Locate each line of the material that contains "Somewhat", then return it.

*** Supplied records

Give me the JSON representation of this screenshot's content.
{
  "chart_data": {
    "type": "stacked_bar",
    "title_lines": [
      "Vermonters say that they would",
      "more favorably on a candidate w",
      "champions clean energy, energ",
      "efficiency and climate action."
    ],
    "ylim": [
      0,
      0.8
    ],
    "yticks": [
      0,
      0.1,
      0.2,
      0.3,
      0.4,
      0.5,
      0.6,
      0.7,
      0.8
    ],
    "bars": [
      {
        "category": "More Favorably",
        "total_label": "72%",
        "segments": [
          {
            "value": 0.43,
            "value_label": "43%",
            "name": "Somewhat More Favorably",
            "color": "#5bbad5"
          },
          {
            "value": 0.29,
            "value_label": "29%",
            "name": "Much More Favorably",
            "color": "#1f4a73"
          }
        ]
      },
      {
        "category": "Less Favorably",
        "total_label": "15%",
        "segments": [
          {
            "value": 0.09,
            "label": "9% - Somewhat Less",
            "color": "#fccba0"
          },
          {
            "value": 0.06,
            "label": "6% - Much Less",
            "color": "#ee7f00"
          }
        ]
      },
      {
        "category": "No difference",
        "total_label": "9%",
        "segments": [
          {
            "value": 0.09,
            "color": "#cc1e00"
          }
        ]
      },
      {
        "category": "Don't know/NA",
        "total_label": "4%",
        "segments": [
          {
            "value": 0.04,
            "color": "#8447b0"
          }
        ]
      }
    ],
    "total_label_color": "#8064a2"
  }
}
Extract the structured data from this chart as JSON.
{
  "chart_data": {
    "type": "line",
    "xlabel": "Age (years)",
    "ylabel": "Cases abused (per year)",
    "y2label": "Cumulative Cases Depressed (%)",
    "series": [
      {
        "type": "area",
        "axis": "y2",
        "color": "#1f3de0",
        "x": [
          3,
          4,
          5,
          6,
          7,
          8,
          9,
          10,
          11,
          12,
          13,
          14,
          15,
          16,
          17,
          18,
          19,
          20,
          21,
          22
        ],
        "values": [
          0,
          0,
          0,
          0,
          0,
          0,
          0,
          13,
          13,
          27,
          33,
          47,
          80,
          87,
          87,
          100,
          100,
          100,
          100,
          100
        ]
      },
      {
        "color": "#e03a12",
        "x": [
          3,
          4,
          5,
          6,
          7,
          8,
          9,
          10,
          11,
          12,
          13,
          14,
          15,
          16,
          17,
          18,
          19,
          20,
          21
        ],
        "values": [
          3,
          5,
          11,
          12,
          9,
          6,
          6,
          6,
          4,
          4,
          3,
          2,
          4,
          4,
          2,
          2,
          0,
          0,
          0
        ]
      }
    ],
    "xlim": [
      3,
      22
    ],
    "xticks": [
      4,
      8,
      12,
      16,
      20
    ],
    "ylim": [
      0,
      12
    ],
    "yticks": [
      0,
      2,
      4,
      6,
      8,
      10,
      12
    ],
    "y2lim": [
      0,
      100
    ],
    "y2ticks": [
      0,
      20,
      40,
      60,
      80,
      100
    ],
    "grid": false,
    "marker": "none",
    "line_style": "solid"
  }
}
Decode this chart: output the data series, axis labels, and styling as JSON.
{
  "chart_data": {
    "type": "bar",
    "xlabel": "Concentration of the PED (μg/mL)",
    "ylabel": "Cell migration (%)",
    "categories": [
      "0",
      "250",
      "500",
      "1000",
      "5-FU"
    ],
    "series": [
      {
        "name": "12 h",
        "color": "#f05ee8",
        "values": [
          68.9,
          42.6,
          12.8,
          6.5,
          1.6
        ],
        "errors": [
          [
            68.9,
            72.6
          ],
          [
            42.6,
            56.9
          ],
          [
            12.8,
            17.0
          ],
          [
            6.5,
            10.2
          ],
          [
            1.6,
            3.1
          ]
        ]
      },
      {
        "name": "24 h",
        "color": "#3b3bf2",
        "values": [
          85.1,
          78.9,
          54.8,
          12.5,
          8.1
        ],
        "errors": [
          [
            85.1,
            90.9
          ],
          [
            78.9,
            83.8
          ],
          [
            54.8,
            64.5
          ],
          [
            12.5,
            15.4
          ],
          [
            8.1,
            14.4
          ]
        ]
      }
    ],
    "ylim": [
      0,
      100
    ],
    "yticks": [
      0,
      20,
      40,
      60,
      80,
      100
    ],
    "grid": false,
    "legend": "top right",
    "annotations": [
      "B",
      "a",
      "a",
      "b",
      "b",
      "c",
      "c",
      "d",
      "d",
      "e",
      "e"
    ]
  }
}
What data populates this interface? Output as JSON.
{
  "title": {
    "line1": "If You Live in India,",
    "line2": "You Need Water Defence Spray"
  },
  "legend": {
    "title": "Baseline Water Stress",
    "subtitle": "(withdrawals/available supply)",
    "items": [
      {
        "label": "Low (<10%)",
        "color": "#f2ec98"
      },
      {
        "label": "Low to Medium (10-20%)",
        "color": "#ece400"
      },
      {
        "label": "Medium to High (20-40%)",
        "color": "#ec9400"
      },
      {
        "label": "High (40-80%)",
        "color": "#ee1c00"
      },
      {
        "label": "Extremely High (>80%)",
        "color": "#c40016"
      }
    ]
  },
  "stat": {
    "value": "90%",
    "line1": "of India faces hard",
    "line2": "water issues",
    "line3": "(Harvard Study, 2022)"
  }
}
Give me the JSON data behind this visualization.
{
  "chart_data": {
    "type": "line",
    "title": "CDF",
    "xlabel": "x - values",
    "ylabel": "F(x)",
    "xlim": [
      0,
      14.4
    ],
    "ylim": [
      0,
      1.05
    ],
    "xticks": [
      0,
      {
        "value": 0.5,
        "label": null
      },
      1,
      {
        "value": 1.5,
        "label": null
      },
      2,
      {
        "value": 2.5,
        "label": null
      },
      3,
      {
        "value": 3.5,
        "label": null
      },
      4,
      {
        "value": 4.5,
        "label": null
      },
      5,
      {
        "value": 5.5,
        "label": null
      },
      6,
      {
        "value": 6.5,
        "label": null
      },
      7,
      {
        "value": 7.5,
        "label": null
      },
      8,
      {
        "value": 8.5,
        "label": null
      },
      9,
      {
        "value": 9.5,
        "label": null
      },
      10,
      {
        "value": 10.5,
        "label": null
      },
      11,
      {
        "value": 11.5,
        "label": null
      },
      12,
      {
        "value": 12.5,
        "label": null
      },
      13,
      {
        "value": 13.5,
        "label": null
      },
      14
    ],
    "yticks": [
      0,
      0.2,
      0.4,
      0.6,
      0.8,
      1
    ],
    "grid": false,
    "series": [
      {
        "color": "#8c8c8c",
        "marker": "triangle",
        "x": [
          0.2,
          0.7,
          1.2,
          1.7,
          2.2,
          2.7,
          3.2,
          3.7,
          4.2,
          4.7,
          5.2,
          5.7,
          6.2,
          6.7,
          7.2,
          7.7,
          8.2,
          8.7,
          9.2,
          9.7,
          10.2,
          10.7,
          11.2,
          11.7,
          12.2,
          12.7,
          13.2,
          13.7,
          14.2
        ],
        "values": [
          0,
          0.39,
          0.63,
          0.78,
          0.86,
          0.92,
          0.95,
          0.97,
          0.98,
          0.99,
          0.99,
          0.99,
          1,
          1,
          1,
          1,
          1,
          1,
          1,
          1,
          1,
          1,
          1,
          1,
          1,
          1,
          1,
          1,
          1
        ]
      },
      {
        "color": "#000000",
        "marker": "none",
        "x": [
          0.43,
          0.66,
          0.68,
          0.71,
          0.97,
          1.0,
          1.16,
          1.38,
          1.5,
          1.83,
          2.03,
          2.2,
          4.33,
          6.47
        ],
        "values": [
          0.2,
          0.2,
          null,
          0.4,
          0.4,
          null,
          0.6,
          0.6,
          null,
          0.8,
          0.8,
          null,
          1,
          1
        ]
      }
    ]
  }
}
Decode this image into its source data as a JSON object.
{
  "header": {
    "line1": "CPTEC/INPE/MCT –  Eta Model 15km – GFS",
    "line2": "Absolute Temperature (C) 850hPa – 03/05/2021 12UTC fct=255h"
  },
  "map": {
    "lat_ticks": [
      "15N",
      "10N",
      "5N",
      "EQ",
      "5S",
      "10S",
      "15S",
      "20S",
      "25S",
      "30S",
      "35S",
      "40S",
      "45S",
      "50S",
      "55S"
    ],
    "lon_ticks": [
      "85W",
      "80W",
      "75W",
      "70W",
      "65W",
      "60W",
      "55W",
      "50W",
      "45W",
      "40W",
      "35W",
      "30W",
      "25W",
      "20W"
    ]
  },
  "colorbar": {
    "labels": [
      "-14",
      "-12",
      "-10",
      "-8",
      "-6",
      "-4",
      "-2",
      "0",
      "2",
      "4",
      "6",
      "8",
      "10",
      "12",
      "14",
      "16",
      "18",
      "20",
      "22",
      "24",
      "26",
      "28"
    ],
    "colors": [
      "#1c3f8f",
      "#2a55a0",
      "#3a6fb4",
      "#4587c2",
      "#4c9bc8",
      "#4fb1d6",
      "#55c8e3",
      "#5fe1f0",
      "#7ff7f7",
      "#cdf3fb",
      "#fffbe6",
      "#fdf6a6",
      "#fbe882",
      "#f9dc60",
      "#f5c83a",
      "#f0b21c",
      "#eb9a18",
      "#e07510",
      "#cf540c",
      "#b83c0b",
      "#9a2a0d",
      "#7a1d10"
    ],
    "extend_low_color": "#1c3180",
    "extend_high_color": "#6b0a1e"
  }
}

******

Solved problem:
            "name": "Somewhat More Favorably",
            "label": "9% - Somewhat Less",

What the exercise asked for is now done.